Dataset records
::::

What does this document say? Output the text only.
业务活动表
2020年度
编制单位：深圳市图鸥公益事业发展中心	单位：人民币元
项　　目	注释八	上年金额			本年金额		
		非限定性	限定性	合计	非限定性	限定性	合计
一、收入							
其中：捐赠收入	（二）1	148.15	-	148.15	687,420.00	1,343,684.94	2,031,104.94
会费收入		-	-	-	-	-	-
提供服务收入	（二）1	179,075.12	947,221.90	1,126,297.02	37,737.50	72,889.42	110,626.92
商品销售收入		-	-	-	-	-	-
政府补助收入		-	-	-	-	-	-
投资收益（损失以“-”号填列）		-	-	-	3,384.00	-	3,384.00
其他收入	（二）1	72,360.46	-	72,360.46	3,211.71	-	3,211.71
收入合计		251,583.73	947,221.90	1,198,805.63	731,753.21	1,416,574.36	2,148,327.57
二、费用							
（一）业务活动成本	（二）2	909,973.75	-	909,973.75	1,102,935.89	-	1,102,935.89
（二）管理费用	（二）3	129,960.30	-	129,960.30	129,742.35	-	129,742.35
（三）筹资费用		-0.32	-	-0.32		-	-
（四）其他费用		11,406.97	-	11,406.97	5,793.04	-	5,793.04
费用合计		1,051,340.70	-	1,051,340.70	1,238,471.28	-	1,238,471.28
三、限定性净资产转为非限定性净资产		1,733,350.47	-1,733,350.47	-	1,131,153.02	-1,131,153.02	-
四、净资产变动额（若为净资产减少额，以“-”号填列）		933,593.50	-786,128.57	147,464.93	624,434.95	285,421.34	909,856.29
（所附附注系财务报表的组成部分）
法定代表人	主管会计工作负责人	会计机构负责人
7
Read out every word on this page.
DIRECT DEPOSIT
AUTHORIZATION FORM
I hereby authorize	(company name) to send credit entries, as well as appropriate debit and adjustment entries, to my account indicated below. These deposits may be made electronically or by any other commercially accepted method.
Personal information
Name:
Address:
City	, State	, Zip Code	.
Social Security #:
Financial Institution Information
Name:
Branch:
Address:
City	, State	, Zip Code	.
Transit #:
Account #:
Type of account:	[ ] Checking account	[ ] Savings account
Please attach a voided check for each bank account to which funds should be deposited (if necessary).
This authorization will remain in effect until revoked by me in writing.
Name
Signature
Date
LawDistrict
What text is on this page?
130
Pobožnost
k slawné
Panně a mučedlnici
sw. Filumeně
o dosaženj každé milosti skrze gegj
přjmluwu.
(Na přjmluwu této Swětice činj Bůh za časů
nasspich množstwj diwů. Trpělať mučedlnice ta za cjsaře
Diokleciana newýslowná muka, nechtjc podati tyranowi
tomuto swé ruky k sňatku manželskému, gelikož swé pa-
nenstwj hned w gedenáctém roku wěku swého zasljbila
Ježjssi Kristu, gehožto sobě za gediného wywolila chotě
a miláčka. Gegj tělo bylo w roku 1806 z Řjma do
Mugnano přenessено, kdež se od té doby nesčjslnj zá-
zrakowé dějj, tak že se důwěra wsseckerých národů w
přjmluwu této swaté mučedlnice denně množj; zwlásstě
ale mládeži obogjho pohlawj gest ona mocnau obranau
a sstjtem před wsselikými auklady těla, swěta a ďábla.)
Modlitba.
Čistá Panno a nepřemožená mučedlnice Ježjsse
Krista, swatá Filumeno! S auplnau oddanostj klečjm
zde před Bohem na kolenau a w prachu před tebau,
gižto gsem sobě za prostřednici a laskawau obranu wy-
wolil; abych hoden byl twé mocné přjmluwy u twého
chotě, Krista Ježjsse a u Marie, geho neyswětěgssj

::::

> EXERCISE BRIEF
Take the line that contains "What text is on this page?" and each line after it down to the last of the records, and retype them exactly; add nothing else.

> TASK RESULT
What text is on this page?
130
Pobožnost
k slawné
Panně a mučedlnici
sw. Filumeně
o dosaženj každé milosti skrze gegj
přjmluwu.
(Na přjmluwu této Swětice činj Bůh za časů
nasspich množstwj diwů. Trpělať mučedlnice ta za cjsaře
Diokleciana newýslowná muka, nechtjc podati tyranowi
tomuto swé ruky k sňatku manželskému, gelikož swé pa-
nenstwj hned w gedenáctém roku wěku swého zasljbila
Ježjssi Kristu, gehožto sobě za gediného wywolila chotě
a miláčka. Gegj tělo bylo w roku 1806 z Řjma do
Mugnano přenessено, kdež se od té doby nesčjslnj zá-
zrakowé dějj, tak že se důwěra wsseckerých národů w
přjmluwu této swaté mučedlnice denně množj; zwlásstě
ale mládeži obogjho pohlawj gest ona mocnau obranau
a sstjtem před wsselikými auklady těla, swěta a ďábla.)
Modlitba.
Čistá Panno a nepřemožená mučedlnice Ježjsse
Krista, swatá Filumeno! S auplnau oddanostj klečjm
zde před Bohem na kolenau a w prachu před tebau,
gižto gsem sobě za prostřednici a laskawau obranu wy-
wolil; abych hoden byl twé mocné přjmluwy u twého
chotě, Krista Ježjsse a u Marie, geho neyswětěgssj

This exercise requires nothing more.